As I realized that he was impressed by the money in the briefcase, I asked how much I had to give him. He answered that he wanted it all, and that I would be better off in Villes sur Auzon than in a concentration camp.
At that moment, his boss arrives and introduces himself as “German police,” but he did not show any document… As they insisted on arresting me, I asked whether there was a way to strike a deal, as the first individual had suggested… The so-called chief refused. I insisted and he ended up accepting. I gave them the entire content of the briefcase, namely 180,000 francs approximately. This so-called chief asked for the authorization to take a new tie by Lanvin and a pair of pig skin gloves by Hermès, from a chest drawer. Naturally, I shrugged and did not even answer. He then took the two objects on top of the 180,000 francs. This happened on a Saturday morning. When they left, they said they would be back on the following Wednesday.
Stora did not wait for his due; he immediately left for Paris.
“One-armed Simon” was a name given to a man named Simon by those who had come to arrest him.37 A tip from Albert Sauvet and “Boyer from Mondragon” indicated that Simon and his wife were hidden in a farm in Morrières, on the road to Montfavet. Georges Boyer suspected that the man was very rich, so he needed to show class. He introduced himself as “Commissaire Boyer,” and after a thorough search, “Simon” understood clearly the reason for his arrest. Boyer continued with his deposition:
Simon proposed one million for his release and I accepted. In the meantime, my comrades had discovered the jewelry of Madame Simon in a safe, at the very least worth three million. They wanted to take the jewels. I objected because Simon agreed to leave the area on the very next day and not say a word to anybody about what happened. Moreover, my comrades had made a mistake when they drove the cars into the farm yard. I knew that the witnesses would write down the license plate numbers and I was afraid we would all be arrested the next day. Therefore, I insisted on leaving the jewelry. Simon paid 800,000 francs in banknotes and 200,000 francs in gold coins—louis and dollars. When we left, we said to the farm people that our investigation was a mistake and that Simon was in order, so that no news of the affair would get out. Simon confirmed in our presence. Then we drove to André, at 30, rue du Rempart St. Lazare in Avignon, where we divided immediately.
Here too, we have the victim’s testimony given on December 20, 1944. “Simon” was in fact André Himmelfarb, 46 years old, business manager, domiciled in rue d’Armény in Marseille. He indicated that he took refuge in the Gard with his wife and estimated the damage to three million and a half, a much larger amount than acknowledged by Boyer.

- **DATASET CONTENT**

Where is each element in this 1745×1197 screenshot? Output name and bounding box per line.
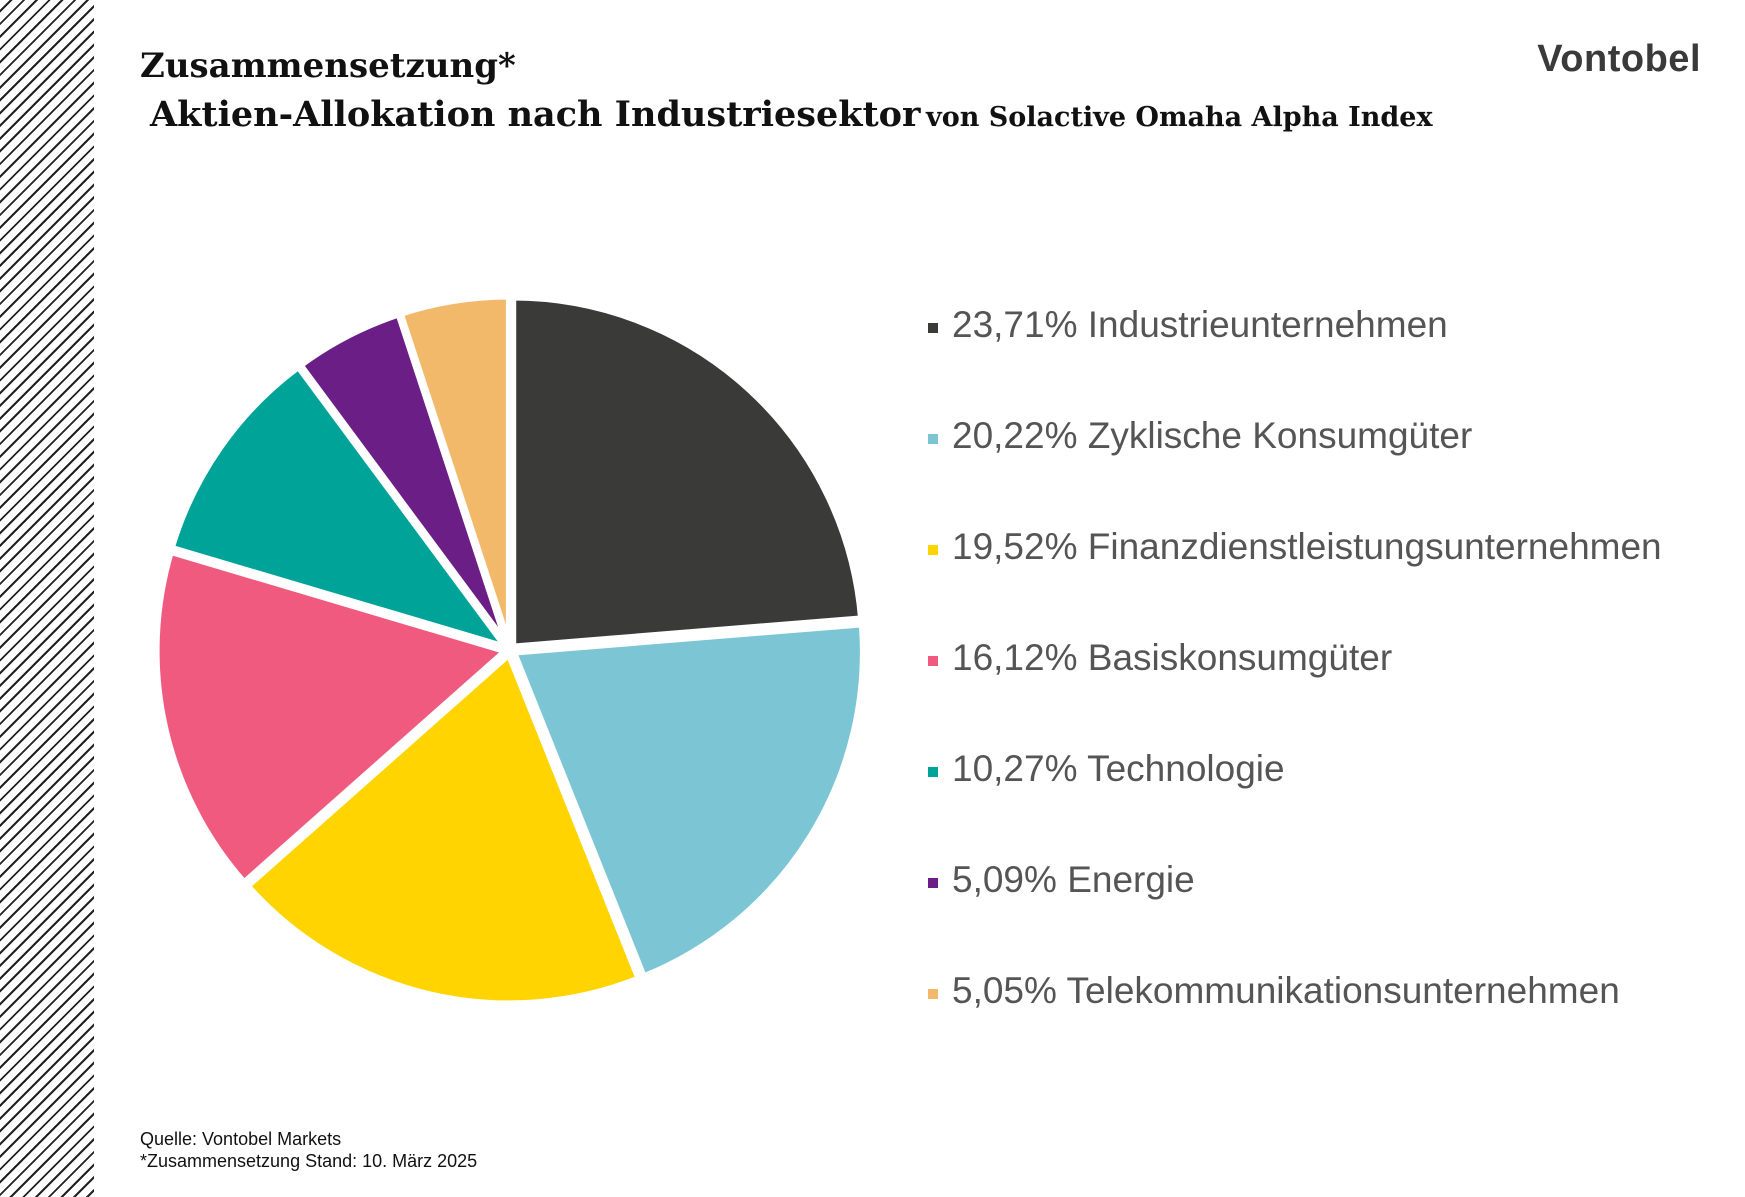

- **SET EXERCISE 1**
In the account of the fake police arrests, what was the real name of the man called "One-armed Simon"?
- **SET EXERCISE 2**
Continue the account of the fake police arrests past its last sentence.

- **RIGHT ANSWER 1**
André Himmelfarb.

- **RIGHT ANSWER 2**
Finally in another expedition to demand a ransom from a couple staying in a hotel at Fontaine de Vaucluse in February 1944. On December 2, 1944, Georges Boyer claimed that it was Cappe who had been tipped by a third party:
Around 3 p.m., the four of us arrived at the hotel and learned that the couple in question was staying on the second floor. We went to their room, we presented our police documents from the German service, and threatened to have them arrested. We immediately carried out a search and discovered a pack of securities worth about one million. Pursuing our search, we found a metal box containing gold coins of different origins (dollars, pounds, sterling, and Louis). For his part, Nicky Raineroff had found two rings that he had kept in his possession.
We seized the box with the gold coins, and the Israelites asked whether they could leave immediately. We agreed to their request; however, we returned the securities that bore their name. We stayed a few more minutes in the room, but having not found anything of interest, we went down after them.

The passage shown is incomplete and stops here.